Count every line in the entries that contains "Lokale". Report that count alone.

Data excerpts:
::::
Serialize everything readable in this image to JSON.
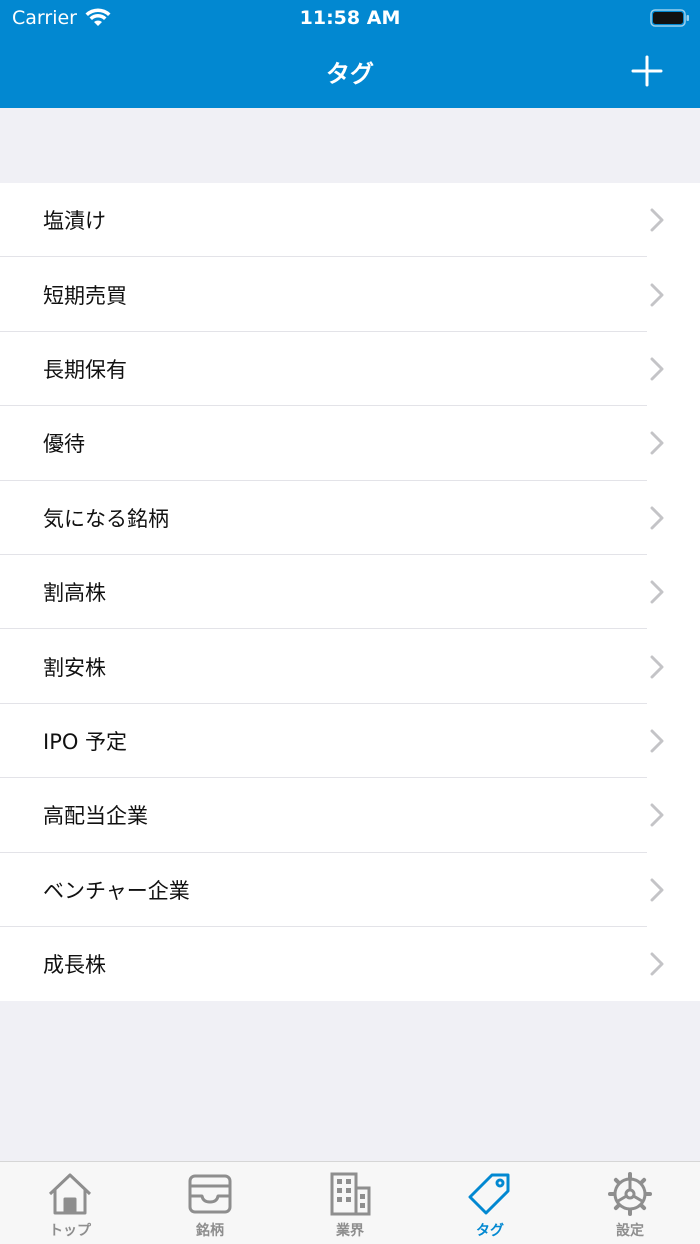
{
  "status_bar": {
    "carrier": "Carrier",
    "time": "11:58 AM"
  },
  "header": {
    "title": "タグ"
  },
  "tags": [
    "塩漬け",
    "短期売買",
    "長期保有",
    "優待",
    "気になる銘柄",
    "割高株",
    "割安株",
    "IPO 予定",
    "高配当企業",
    "ベンチャー企業",
    "成長株"
  ],
  "tab_bar": {
    "items": [
      {
        "label": "トップ",
        "icon": "home-icon"
      },
      {
        "label": "銘柄",
        "icon": "tray-icon"
      },
      {
        "label": "業界",
        "icon": "building-icon"
      },
      {
        "label": "タグ",
        "icon": "tag-icon"
      },
      {
        "label": "設定",
        "icon": "gear-icon"
      }
    ],
    "active_index": 3
  },
  "colors": {
    "accent": "#0288d1",
    "tab_inactive": "#8e8e8e",
    "background": "#f0f0f5"
  }
}
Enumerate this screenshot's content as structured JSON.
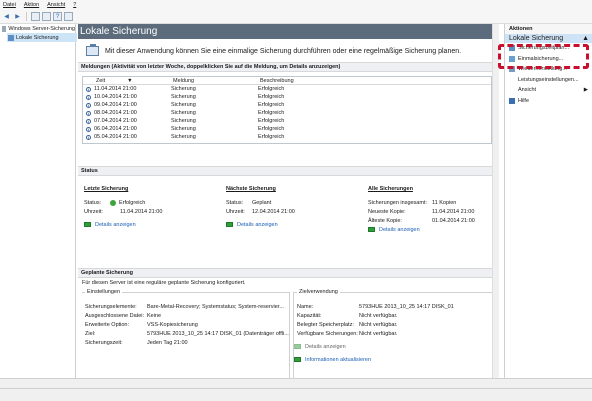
{
  "menu": [
    "Datei",
    "Aktion",
    "Ansicht",
    "?"
  ],
  "tree": {
    "root": "Windows Server-Sicherung",
    "child": "Lokale Sicherung"
  },
  "main": {
    "title": "Lokale Sicherung",
    "intro": "Mit dieser Anwendung können Sie eine einmalige Sicherung durchführen oder eine regelmäßige Sicherung planen.",
    "messages": {
      "heading": "Meldungen (Aktivität von letzter Woche, doppelklicken Sie auf die Meldung, um Details anzuzeigen)",
      "columns": [
        "Zeit",
        "Meldung",
        "Beschreibung"
      ],
      "rows": [
        {
          "time": "11.04.2014 21:00",
          "msg": "Sicherung",
          "desc": "Erfolgreich"
        },
        {
          "time": "10.04.2014 21:00",
          "msg": "Sicherung",
          "desc": "Erfolgreich"
        },
        {
          "time": "09.04.2014 21:00",
          "msg": "Sicherung",
          "desc": "Erfolgreich"
        },
        {
          "time": "08.04.2014 21:00",
          "msg": "Sicherung",
          "desc": "Erfolgreich"
        },
        {
          "time": "07.04.2014 21:00",
          "msg": "Sicherung",
          "desc": "Erfolgreich"
        },
        {
          "time": "06.04.2014 21:00",
          "msg": "Sicherung",
          "desc": "Erfolgreich"
        },
        {
          "time": "05.04.2014 21:00",
          "msg": "Sicherung",
          "desc": "Erfolgreich"
        }
      ]
    },
    "status": {
      "heading": "Status",
      "last": {
        "title": "Letzte Sicherung",
        "status_label": "Status:",
        "status_value": "Erfolgreich",
        "time_label": "Uhrzeit:",
        "time_value": "11.04.2014 21:00",
        "link": "Details anzeigen"
      },
      "next": {
        "title": "Nächste Sicherung",
        "status_label": "Status:",
        "status_value": "Geplant",
        "time_label": "Uhrzeit:",
        "time_value": "12.04.2014 21:00",
        "link": "Details anzeigen"
      },
      "all": {
        "title": "Alle Sicherungen",
        "total_label": "Sicherungen insgesamt:",
        "total_value": "11 Kopien",
        "newest_label": "Neueste Kopie:",
        "newest_value": "11.04.2014 21:00",
        "oldest_label": "Älteste Kopie:",
        "oldest_value": "01.04.2014 21:00",
        "link": "Details anzeigen"
      }
    },
    "planned": {
      "heading": "Geplante Sicherung",
      "note": "Für diesen Server ist eine reguläre geplante Sicherung konfiguriert.",
      "settings": {
        "label": "Einstellungen",
        "rows": [
          {
            "k": "Sicherungselemente:",
            "v": "Bare-Metal-Recovery; Systemstatus; System-reservier..."
          },
          {
            "k": "Ausgeschlossene Datei:",
            "v": "Keine"
          },
          {
            "k": "Erweiterte Option:",
            "v": "VSS-Kopiesicherung"
          },
          {
            "k": "Ziel:",
            "v": "5793HUE 2013_10_25 14:17 DISK_01 (Datenträger offli..."
          },
          {
            "k": "Sicherungszeit:",
            "v": "Jeden Tag 21:00"
          }
        ]
      },
      "target": {
        "label": "Zielverwendung",
        "rows": [
          {
            "k": "Name:",
            "v": "5793HUE 2013_10_25 14:17 DISK_01"
          },
          {
            "k": "Kapazität:",
            "v": "Nicht verfügbar."
          },
          {
            "k": "Belegter Speicherplatz:",
            "v": "Nicht verfügbar."
          },
          {
            "k": "Verfügbare Sicherungen:",
            "v": "Nicht verfügbar."
          }
        ],
        "details": "Details anzeigen",
        "refresh": "Informationen aktualisieren"
      }
    }
  },
  "actions": {
    "heading": "Aktionen",
    "section": "Lokale Sicherung",
    "items": [
      "Sicherungszeitplan...",
      "Einmalsicherung...",
      "Wiederherstellung...",
      "Leistungseinstellungen...",
      "Ansicht",
      "Hilfe"
    ]
  },
  "colors": {
    "highlight": "#c8102e",
    "title_bar": "#5c6c7c",
    "link": "#1a5fb4"
  }
}
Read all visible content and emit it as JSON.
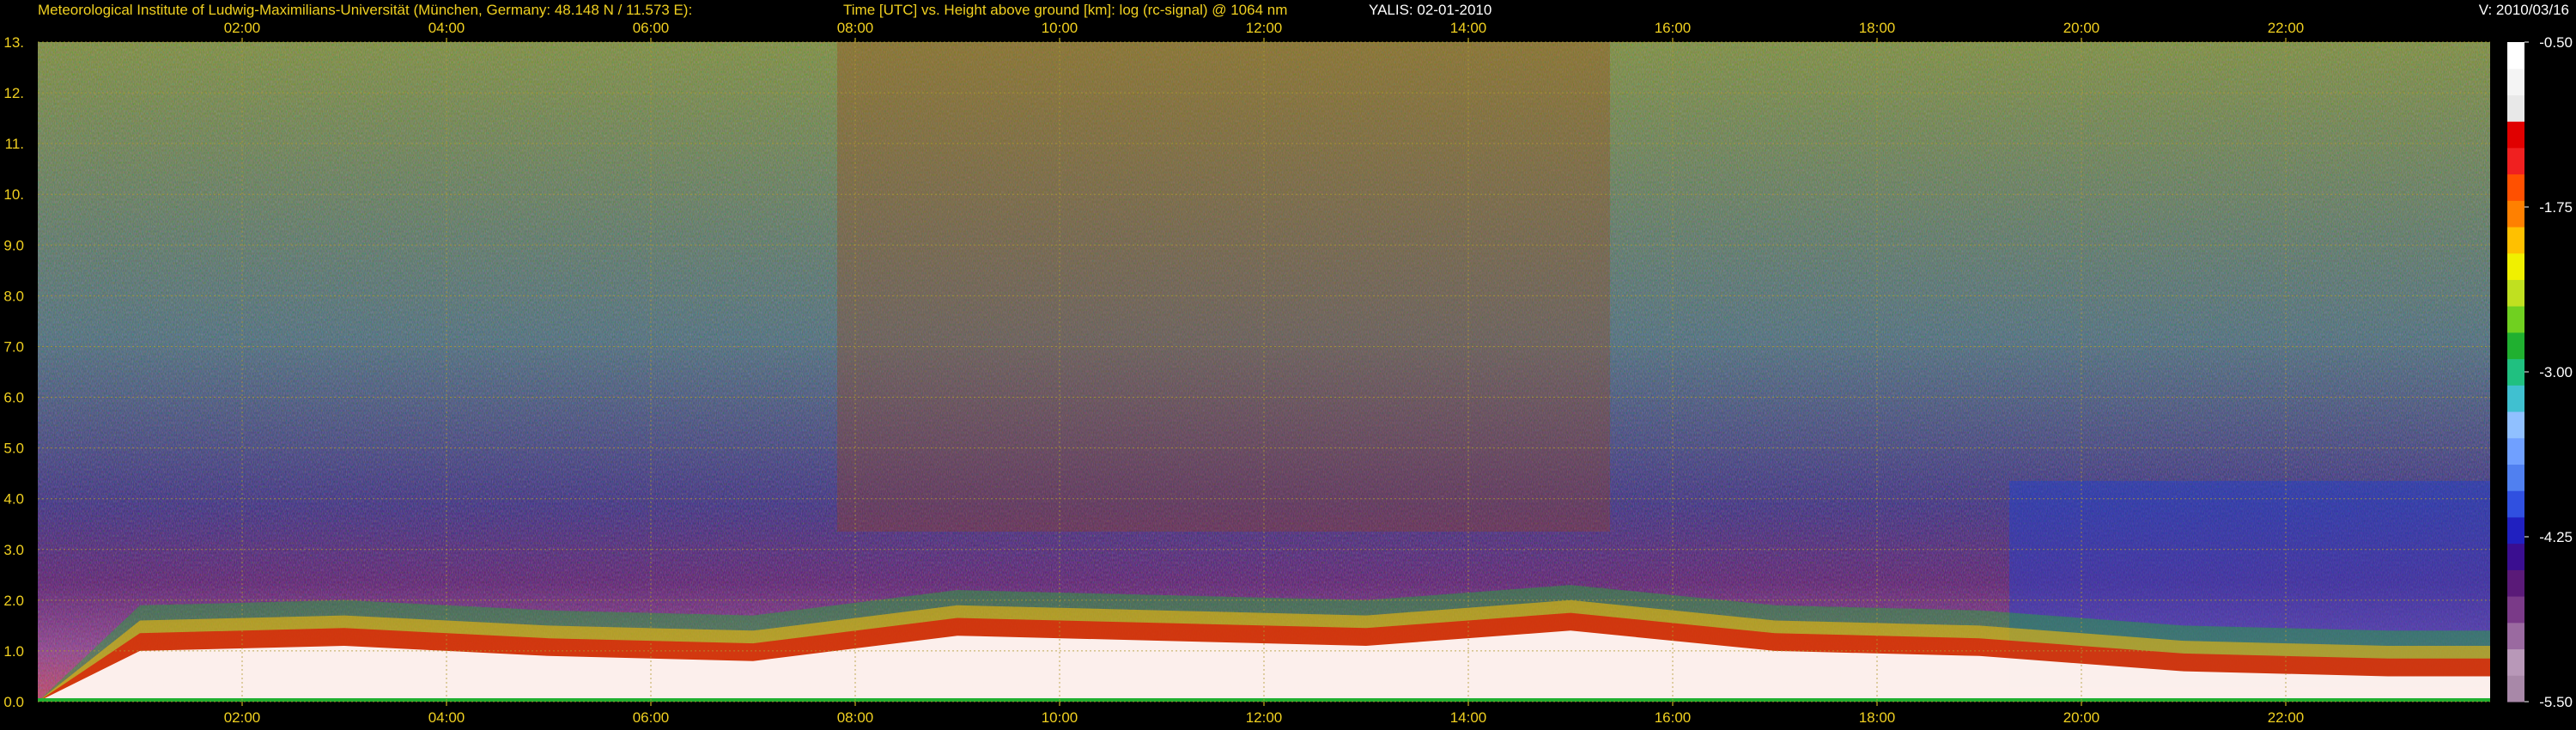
{
  "header": {
    "institute": "Meteorological Institute of Ludwig-Maximilians-Universität (München, Germany: 48.148 N / 11.573 E):",
    "description": "Time [UTC] vs. Height above ground [km]: log (rc-signal) @ 1064 nm",
    "instrument": "YALIS: 02-01-2010",
    "version": "V: 2010/03/16"
  },
  "colors": {
    "background": "#000000",
    "axis_label": "#f0d020",
    "grid": "#b09a30",
    "version_text": "#ffffff"
  },
  "chart_data": {
    "type": "heatmap",
    "x_ticks": [
      "02:00",
      "04:00",
      "06:00",
      "08:00",
      "10:00",
      "12:00",
      "14:00",
      "16:00",
      "18:00",
      "20:00",
      "22:00"
    ],
    "x_range": [
      "00:00",
      "24:00"
    ],
    "y_ticks": [
      "0.0",
      "1.0",
      "2.0",
      "3.0",
      "4.0",
      "5.0",
      "6.0",
      "7.0",
      "8.0",
      "9.0",
      "10.",
      "11.",
      "12.",
      "13."
    ],
    "y_range": [
      0,
      13
    ],
    "grid": true,
    "colorbar": {
      "ticks": [
        "-0.50",
        "-1.75",
        "-3.00",
        "-4.25",
        "-5.50"
      ],
      "range": [
        -5.5,
        -0.5
      ],
      "palette": [
        "#a888a8",
        "#b898b8",
        "#9a6aa0",
        "#7a3a88",
        "#5a1a78",
        "#3a0e90",
        "#2020c0",
        "#3050e0",
        "#5080f0",
        "#70a0ff",
        "#90c0ff",
        "#40c0d0",
        "#20c080",
        "#20b030",
        "#70d020",
        "#c0e020",
        "#f0f000",
        "#ffc000",
        "#ff8000",
        "#ff5000",
        "#f02020",
        "#e00000",
        "#e8e8e8",
        "#f4f4f4",
        "#ffffff"
      ]
    },
    "cloud_base_km": [
      {
        "time": "01:00",
        "height": 1.0
      },
      {
        "time": "03:00",
        "height": 1.1
      },
      {
        "time": "05:00",
        "height": 0.9
      },
      {
        "time": "07:00",
        "height": 0.8
      },
      {
        "time": "09:00",
        "height": 1.3
      },
      {
        "time": "11:00",
        "height": 1.2
      },
      {
        "time": "13:00",
        "height": 1.1
      },
      {
        "time": "15:00",
        "height": 1.4
      },
      {
        "time": "17:00",
        "height": 1.0
      },
      {
        "time": "19:00",
        "height": 0.9
      },
      {
        "time": "21:00",
        "height": 0.6
      },
      {
        "time": "23:00",
        "height": 0.5
      }
    ]
  }
}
::::
**EXERCISE RESPONSE:** 3